* STATED TASK
Reproduce word for word the stretch of the Jason vs. Michael forum thread below from "## Omega (May" to "(Apr 13, 2004)".

# Jason vs. Michael



## Omega (May 24, 2004)

Maybe Z will correct me if I put this in the wrong place but here it goes. Based on what we've seen over the years the murders dished out by these two, the recent ass whooping handed down to Freddy Kruegrer By Voorhees, and the ninth halloween flick in production, my question is this: Who would win? It took me a little while to decide but I finally came to the conclusion that Jason would win. Though they're both indestructible, Jasons already dead and still moving about this earth(it's just impossible to kill the bloody bastard.) :voorhees:


----------



## Lilith (Apr 13, 2004)

lol... I am not sure who would win actually. I am not a fan of mixing to stories together or a fan of screwing and changing stories like most of Jason's films... lol... But I might watch it eventually. Omega I know you been telling me too but hell I am not sure if I should or not. I am very picky with my horror films. ^^


----------



## Sinister (Apr 18, 2004)

Yes, I believe that this particular thread DOES belong in the Horror Movies Forum.


----------



## Zombie-F (Apr 12, 2004)

Yeah, so I moved it. 

Anyway, I think Jason would hand Myers his ass on a platter.


----------



## Sinister (Apr 18, 2004)

I'll make it unanimous. Voorhees would make bloody cold cuts out of Myers with his trusty trademark machete! :voorhees:


----------



## DarkEmpress (Apr 22, 2004)

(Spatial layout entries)

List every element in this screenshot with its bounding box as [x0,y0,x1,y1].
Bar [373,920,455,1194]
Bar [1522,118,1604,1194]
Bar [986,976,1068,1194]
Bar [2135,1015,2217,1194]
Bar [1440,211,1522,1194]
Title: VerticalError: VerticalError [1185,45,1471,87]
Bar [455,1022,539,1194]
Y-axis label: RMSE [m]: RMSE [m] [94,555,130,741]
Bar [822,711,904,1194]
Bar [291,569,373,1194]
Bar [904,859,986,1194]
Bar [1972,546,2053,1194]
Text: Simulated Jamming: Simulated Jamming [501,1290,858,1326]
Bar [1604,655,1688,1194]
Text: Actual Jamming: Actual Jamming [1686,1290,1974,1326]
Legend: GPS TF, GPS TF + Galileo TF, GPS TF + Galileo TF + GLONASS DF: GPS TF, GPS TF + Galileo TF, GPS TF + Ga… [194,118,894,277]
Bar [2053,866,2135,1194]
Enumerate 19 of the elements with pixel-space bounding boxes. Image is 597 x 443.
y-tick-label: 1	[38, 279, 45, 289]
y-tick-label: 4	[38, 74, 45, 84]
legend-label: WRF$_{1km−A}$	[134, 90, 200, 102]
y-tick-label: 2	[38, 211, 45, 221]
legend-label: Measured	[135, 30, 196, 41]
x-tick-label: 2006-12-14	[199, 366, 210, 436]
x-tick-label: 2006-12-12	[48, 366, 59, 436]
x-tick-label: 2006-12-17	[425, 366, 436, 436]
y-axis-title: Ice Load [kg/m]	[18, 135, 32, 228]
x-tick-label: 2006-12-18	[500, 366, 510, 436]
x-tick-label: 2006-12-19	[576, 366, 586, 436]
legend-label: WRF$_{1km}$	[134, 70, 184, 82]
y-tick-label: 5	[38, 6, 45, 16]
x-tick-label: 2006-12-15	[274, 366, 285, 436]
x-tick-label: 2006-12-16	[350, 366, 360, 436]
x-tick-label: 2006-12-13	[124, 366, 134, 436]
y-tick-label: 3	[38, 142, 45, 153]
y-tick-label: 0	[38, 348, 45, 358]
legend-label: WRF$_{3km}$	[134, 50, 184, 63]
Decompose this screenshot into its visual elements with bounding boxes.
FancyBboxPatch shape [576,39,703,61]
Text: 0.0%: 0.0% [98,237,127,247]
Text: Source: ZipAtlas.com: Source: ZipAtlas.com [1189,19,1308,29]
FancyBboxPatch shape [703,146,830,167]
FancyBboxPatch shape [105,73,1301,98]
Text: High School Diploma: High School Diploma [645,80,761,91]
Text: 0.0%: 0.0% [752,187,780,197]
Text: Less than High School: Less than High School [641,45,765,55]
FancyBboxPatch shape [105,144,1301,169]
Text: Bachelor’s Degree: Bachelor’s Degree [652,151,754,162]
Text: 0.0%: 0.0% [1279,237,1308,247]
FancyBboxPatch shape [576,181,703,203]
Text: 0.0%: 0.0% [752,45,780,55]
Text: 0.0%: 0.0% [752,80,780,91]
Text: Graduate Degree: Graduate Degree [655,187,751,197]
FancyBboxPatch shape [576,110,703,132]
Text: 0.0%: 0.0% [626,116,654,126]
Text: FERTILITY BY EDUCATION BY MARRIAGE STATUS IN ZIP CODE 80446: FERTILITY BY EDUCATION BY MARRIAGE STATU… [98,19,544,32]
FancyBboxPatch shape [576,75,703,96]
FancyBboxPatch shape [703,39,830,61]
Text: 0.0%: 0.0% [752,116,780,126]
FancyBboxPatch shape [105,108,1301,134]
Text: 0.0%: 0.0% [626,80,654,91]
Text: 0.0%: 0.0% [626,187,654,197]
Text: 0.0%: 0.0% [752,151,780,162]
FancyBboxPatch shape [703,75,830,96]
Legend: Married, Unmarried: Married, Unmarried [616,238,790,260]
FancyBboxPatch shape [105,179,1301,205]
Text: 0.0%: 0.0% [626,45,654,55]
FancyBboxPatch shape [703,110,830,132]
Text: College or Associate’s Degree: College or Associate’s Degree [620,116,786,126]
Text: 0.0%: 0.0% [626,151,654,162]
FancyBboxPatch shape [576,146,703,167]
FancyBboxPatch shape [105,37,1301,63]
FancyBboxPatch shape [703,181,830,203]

* TASK OUTPUT
## Omega (May 24, 2004)

Maybe Z will correct me if I put this in the wrong place but here it goes. Based on what we've seen over the years the murders dished out by these two, the recent ass whooping handed down to Freddy Kruegrer By Voorhees, and the ninth halloween flick in production, my question is this: Who would win? It took me a little while to decide but I finally came to the conclusion that Jason would win. Though they're both indestructible, Jasons already dead and still moving about this earth(it's just impossible to kill the bloody bastard.) :voorhees:


----------



## Lilith (Apr 13, 2004)